■ **Aim of the task**
For every line in the records that has the word "ورواه", make a copy.

■ **Given data**
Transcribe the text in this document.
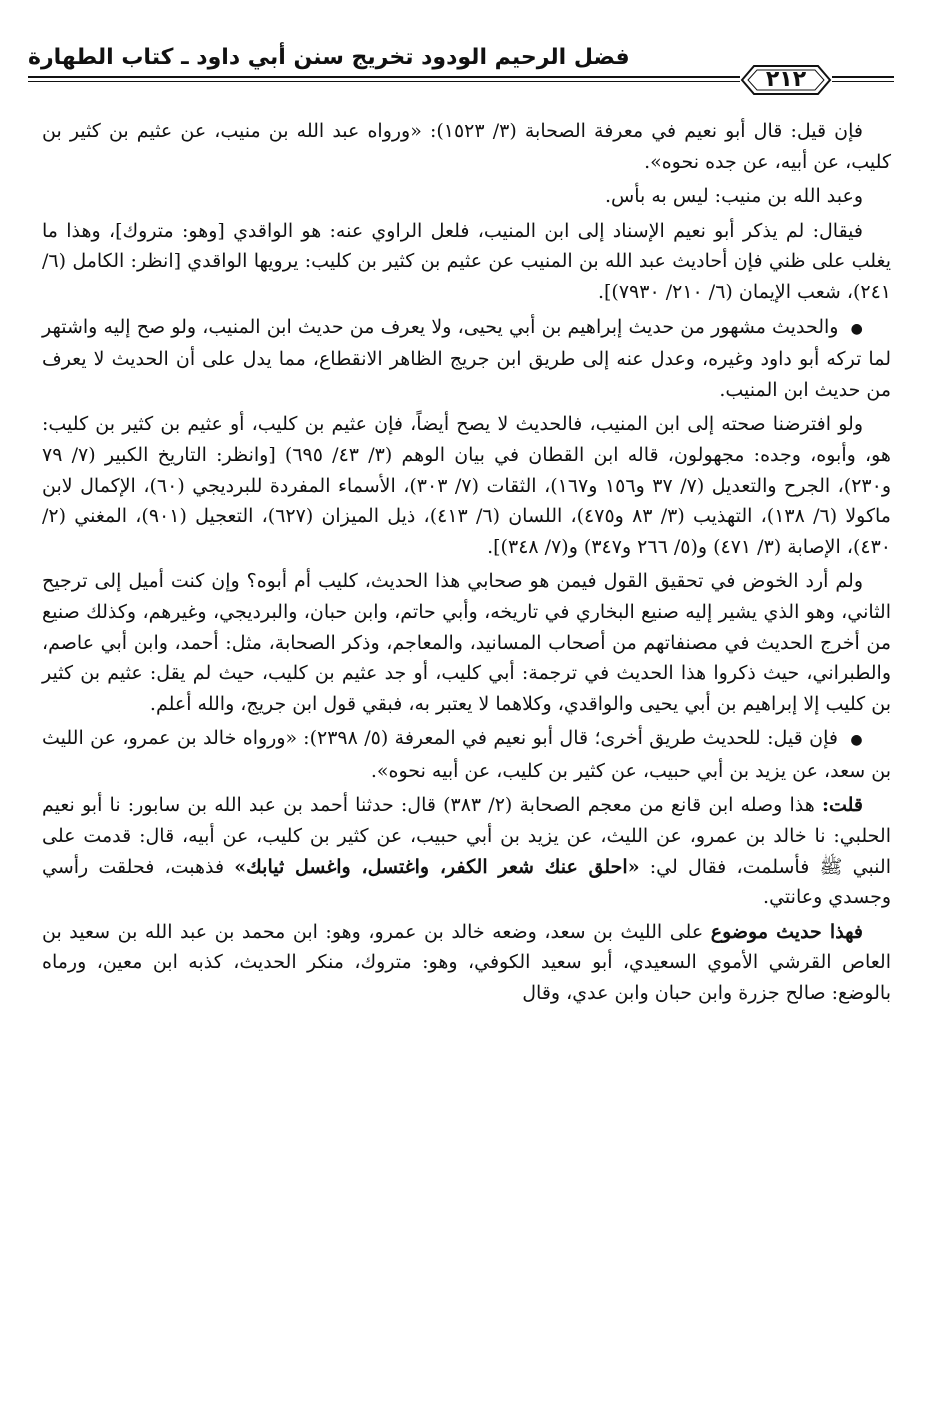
فضل الرحيم الودود تخريج سنن أبي داود ـ كتاب الطهارة
٢١٢

فإن قيل: قال أبو نعيم في معرفة الصحابة (٣/ ١٥٢٣): «ورواه عبد الله بن منيب، عن عثيم بن كثير بن كليب، عن أبيه، عن جده نحوه».

وعبد الله بن منيب: ليس به بأس.

فيقال: لم يذكر أبو نعيم الإسناد إلى ابن المنيب، فلعل الراوي عنه: هو الواقدي [وهو: متروك]، وهذا ما يغلب على ظني فإن أحاديث عبد الله بن المنيب عن عثيم بن كثير بن كليب: يرويها الواقدي [انظر: الكامل (٦/ ٢٤١)، شعب الإيمان (٦/ ٢١٠/ ٧٩٣٠)].

● والحديث مشهور من حديث إبراهيم بن أبي يحيى، ولا يعرف من حديث ابن المنيب، ولو صح إليه واشتهر لما تركه أبو داود وغيره، وعدل عنه إلى طريق ابن جريج الظاهر الانقطاع، مما يدل على أن الحديث لا يعرف من حديث ابن المنيب.

ولو افترضنا صحته إلى ابن المنيب، فالحديث لا يصح أيضاً، فإن عثيم بن كليب، أو عثيم بن كثير بن كليب: هو، وأبوه، وجده: مجهولون، قاله ابن القطان في بيان الوهم (٣/ ٤٣/ ٦٩٥) [وانظر: التاريخ الكبير (٧/ ٧٩ و٢٣٠)، الجرح والتعديل (٧/ ٣٧ و١٥٦ و١٦٧)، الثقات (٧/ ٣٠٣)، الأسماء المفردة للبرديجي (٦٠)، الإكمال لابن ماكولا (٦/ ١٣٨)، التهذيب (٣/ ٨٣ و٤٧٥)، اللسان (٦/ ٤١٣)، ذيل الميزان (٦٢٧)، التعجيل (٩٠١)، المغني (٢/ ٤٣٠)، الإصابة (٣/ ٤٧١) و(٥/ ٢٦٦ و٣٤٧) و(٧/ ٣٤٨)].

ولم أرد الخوض في تحقيق القول فيمن هو صحابي هذا الحديث، كليب أم أبوه؟ وإن كنت أميل إلى ترجيح الثاني، وهو الذي يشير إليه صنيع البخاري في تاريخه، وأبي حاتم، وابن حبان، والبرديجي، وغيرهم، وكذلك صنيع من أخرج الحديث في مصنفاتهم من أصحاب المسانيد، والمعاجم، وذكر الصحابة، مثل: أحمد، وابن أبي عاصم، والطبراني، حيث ذكروا هذا الحديث في ترجمة: أبي كليب، أو جد عثيم بن كليب، حيث لم يقل: عثيم بن كثير بن كليب إلا إبراهيم بن أبي يحيى والواقدي، وكلاهما لا يعتبر به، فبقي قول ابن جريج، والله أعلم.

● فإن قيل: للحديث طريق أخرى؛ قال أبو نعيم في المعرفة (٥/ ٢٣٩٨): «ورواه خالد بن عمرو، عن الليث بن سعد، عن يزيد بن أبي حبيب، عن كثير بن كليب، عن أبيه نحوه».

قلت: هذا وصله ابن قانع من معجم الصحابة (٢/ ٣٨٣) قال: حدثنا أحمد بن عبد الله بن سابور: نا أبو نعيم الحلبي: نا خالد بن عمرو، عن الليث، عن يزيد بن أبي حبيب، عن كثير بن كليب، عن أبيه، قال: قدمت على النبي ﷺ فأسلمت، فقال لي: «احلق عنك شعر الكفر، واغتسل، واغسل ثيابك» فذهبت، فحلقت رأسي وجسدي وعانتي.

فهذا حديث موضوع على الليث بن سعد، وضعه خالد بن عمرو، وهو: ابن محمد بن عبد الله بن سعيد بن العاص القرشي الأموي السعيدي، أبو سعيد الكوفي، وهو: متروك، منكر الحديث، كذبه ابن معين، ورماه بالوضع: صالح جزرة وابن حبان وابن عدي، وقال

■ **Response to the exercise**
فإن قيل: قال أبو نعيم في معرفة الصحابة (٣/ ١٥٢٣): «ورواه عبد الله بن منيب، عن عثيم بن كثير بن كليب، عن أبيه، عن جده نحوه».
● فإن قيل: للحديث طريق أخرى؛ قال أبو نعيم في المعرفة (٥/ ٢٣٩٨): «ورواه خالد بن عمرو، عن الليث بن سعد، عن يزيد بن أبي حبيب، عن كثير بن كليب، عن أبيه نحوه».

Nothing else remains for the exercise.